RECORDED INFORMATION =>

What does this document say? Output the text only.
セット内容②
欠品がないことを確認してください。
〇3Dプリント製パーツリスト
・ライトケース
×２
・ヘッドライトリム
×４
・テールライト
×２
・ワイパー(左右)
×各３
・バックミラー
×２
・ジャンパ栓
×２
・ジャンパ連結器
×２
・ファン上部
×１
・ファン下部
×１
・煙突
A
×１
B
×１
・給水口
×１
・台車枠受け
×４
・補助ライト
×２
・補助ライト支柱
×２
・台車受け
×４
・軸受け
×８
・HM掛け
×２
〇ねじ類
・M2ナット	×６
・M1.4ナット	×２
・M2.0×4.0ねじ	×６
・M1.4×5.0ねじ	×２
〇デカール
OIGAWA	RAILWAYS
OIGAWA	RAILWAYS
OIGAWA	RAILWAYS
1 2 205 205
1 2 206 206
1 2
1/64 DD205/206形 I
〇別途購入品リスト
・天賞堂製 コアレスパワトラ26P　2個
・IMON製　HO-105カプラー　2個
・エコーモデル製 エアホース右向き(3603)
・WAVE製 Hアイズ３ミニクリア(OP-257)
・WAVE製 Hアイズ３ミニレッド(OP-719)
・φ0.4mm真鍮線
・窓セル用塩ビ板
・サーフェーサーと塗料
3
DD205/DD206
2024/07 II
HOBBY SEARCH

WHAT IS ASKED => Faithfully reproduce all of the records, character for character.

TASK SOLUTION =>
What does this document say? Output the text only.
セット内容②
欠品がないことを確認してください。
〇3Dプリント製パーツリスト
・ライトケース
×２
・ヘッドライトリム
×４
・テールライト
×２
・ワイパー(左右)
×各３
・バックミラー
×２
・ジャンパ栓
×２
・ジャンパ連結器
×２
・ファン上部
×１
・ファン下部
×１
・煙突
A
×１
B
×１
・給水口
×１
・台車枠受け
×４
・補助ライト
×２
・補助ライト支柱
×２
・台車受け
×４
・軸受け
×８
・HM掛け
×２
〇ねじ類
・M2ナット	×６
・M1.4ナット	×２
・M2.0×4.0ねじ	×６
・M1.4×5.0ねじ	×２
〇デカール
OIGAWA	RAILWAYS
OIGAWA	RAILWAYS
OIGAWA	RAILWAYS
1 2 205 205
1 2 206 206
1 2
1/64 DD205/206形 I
〇別途購入品リスト
・天賞堂製 コアレスパワトラ26P　2個
・IMON製　HO-105カプラー　2個
・エコーモデル製 エアホース右向き(3603)
・WAVE製 Hアイズ３ミニクリア(OP-257)
・WAVE製 Hアイズ３ミニレッド(OP-719)
・φ0.4mm真鍮線
・窓セル用塩ビ板
・サーフェーサーと塗料
3
DD205/DD206
2024/07 II
HOBBY SEARCH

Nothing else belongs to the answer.